■ **Task instructions**:
Extract every line that includes the string "JSON".
'''
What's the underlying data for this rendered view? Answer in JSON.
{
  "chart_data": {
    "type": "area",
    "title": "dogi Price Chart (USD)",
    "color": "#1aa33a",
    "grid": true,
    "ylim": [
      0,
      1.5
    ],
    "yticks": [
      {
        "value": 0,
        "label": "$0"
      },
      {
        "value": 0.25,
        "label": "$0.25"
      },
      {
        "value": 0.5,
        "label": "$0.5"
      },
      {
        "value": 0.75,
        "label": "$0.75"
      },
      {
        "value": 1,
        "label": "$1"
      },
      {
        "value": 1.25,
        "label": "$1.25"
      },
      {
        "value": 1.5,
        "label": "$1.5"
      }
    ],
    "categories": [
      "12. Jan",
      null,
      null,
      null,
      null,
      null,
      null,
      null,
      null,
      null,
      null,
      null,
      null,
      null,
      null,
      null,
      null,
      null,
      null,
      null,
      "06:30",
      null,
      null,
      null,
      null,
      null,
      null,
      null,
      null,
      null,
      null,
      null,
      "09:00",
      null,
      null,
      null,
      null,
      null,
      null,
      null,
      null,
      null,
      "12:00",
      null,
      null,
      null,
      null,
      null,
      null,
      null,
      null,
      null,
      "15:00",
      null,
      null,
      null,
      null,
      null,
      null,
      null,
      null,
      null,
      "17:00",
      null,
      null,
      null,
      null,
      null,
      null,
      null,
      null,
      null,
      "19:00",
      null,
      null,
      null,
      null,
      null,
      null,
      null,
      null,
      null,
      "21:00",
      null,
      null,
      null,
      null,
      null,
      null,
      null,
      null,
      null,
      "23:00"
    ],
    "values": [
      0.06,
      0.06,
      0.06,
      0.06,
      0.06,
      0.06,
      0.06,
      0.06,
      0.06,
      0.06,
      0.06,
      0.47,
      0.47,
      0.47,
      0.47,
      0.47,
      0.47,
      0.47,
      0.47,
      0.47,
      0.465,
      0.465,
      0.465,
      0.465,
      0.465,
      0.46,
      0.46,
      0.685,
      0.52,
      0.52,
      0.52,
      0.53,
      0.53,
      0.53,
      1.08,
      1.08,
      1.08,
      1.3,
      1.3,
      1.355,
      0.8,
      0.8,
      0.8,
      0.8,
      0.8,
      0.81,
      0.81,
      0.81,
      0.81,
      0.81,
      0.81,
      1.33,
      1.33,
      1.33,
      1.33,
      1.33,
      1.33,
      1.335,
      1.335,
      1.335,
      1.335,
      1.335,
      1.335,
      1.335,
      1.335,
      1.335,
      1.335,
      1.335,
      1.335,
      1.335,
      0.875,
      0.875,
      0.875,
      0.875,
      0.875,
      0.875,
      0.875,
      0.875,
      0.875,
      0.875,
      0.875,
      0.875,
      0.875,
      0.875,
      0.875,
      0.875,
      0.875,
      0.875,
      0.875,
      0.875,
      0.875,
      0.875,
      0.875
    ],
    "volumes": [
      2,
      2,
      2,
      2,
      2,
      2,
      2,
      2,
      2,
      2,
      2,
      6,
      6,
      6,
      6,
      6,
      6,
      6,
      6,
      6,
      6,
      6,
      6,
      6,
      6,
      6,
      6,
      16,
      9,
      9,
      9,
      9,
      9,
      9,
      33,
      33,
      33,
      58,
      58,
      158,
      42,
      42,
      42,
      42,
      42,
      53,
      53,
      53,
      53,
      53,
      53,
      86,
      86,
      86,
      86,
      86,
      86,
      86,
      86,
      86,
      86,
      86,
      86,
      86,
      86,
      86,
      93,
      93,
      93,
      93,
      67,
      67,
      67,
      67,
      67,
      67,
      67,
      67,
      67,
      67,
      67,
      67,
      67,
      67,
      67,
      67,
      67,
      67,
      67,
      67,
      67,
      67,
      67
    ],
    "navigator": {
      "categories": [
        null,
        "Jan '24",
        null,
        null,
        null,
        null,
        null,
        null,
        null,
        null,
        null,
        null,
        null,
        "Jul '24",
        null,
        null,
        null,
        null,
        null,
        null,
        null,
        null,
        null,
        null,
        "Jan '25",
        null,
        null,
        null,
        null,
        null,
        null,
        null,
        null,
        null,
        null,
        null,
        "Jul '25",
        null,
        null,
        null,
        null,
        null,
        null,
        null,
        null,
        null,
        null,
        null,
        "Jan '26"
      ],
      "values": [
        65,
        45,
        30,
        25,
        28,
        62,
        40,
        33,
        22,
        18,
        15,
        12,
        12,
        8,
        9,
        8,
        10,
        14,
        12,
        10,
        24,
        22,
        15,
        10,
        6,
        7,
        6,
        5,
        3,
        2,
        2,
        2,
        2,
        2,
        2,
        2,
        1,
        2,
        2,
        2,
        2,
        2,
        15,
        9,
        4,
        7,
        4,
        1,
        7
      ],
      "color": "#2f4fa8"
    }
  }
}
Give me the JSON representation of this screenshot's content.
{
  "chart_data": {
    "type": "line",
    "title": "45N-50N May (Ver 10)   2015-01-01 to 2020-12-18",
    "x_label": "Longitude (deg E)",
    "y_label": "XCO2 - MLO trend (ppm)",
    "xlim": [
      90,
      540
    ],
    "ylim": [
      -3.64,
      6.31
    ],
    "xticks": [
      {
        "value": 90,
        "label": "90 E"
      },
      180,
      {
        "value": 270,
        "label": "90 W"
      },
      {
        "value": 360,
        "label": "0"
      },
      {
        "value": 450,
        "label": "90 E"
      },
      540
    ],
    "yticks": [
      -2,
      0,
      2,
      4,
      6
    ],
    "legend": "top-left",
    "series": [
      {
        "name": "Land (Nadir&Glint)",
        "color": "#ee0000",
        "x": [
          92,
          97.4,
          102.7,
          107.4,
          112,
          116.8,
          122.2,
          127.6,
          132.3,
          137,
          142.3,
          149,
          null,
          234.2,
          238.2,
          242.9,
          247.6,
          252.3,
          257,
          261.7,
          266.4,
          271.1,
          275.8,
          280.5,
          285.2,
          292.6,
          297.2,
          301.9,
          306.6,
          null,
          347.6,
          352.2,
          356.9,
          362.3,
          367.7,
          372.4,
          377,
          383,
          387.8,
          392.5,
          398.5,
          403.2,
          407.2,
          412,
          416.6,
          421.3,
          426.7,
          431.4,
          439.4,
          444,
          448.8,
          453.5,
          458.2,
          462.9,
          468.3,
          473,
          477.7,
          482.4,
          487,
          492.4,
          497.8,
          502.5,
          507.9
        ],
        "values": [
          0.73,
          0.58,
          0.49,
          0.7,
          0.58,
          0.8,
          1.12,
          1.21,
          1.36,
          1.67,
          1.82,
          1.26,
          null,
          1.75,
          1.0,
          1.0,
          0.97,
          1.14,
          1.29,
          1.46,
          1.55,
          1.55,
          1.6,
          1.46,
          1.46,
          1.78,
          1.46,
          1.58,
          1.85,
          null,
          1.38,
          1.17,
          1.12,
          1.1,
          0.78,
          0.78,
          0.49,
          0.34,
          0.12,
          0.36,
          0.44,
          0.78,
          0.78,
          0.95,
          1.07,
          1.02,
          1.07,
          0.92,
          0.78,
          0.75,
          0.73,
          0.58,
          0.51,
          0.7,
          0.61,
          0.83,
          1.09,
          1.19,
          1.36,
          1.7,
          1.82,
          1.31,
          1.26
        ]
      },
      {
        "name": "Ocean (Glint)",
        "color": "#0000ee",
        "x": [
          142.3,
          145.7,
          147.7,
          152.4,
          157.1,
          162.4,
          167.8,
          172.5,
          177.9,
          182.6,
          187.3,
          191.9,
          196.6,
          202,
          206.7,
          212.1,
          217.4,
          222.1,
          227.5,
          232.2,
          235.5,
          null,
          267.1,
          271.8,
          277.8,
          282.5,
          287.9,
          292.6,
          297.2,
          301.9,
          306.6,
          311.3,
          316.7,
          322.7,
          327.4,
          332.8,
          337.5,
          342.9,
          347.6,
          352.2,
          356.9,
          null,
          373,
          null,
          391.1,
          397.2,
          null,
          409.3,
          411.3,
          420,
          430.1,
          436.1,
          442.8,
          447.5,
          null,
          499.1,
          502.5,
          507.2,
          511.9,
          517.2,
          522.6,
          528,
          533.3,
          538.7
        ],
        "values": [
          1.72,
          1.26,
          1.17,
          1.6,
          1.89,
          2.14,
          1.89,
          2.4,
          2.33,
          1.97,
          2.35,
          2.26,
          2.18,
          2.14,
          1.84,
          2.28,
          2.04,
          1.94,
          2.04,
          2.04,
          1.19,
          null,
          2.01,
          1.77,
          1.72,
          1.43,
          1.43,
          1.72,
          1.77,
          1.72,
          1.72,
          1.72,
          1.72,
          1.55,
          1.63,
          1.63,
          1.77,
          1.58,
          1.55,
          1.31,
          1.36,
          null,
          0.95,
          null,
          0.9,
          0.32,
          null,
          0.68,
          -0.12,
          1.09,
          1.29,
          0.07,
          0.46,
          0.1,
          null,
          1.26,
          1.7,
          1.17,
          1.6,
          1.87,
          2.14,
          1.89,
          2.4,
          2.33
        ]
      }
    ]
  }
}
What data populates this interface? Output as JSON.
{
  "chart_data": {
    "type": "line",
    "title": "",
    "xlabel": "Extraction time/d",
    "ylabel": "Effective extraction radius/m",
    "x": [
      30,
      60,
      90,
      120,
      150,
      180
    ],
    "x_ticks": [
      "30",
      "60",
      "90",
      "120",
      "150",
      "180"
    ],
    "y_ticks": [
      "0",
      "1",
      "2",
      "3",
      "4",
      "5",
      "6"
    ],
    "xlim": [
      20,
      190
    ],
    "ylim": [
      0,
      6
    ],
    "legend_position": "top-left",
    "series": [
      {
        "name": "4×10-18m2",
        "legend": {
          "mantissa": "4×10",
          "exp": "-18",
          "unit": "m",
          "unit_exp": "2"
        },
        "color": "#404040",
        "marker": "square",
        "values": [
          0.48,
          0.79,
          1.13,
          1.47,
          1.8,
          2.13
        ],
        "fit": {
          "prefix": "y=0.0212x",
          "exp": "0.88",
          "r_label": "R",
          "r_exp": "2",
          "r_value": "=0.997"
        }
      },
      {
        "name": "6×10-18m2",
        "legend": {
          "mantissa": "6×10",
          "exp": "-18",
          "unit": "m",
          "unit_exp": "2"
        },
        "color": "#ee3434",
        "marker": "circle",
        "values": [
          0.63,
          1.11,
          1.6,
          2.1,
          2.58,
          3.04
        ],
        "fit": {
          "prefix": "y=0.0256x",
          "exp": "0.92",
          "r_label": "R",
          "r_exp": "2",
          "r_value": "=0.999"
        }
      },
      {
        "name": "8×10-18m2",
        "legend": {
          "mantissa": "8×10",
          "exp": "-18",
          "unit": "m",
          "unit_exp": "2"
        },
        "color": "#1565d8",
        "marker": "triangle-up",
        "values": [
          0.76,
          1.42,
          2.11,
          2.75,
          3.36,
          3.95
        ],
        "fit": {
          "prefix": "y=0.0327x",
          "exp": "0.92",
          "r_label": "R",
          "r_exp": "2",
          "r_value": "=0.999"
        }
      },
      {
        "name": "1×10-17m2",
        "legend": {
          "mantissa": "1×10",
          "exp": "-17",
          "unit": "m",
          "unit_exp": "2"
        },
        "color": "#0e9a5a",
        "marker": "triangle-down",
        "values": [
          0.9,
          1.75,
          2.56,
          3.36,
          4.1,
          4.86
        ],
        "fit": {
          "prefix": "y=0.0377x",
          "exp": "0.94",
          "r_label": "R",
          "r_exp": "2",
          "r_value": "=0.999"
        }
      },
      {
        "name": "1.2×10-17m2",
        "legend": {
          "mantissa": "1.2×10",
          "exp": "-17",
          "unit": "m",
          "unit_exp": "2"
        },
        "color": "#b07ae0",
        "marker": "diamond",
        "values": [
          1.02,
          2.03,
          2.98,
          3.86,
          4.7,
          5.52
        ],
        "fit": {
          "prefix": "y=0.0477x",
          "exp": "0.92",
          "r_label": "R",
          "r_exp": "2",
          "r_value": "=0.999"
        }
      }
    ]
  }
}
'''
■ **Written reply**:
What's the underlying data for this rendered view? Answer in JSON.
Give me the JSON representation of this screenshot's content.
What data populates this interface? Output as JSON.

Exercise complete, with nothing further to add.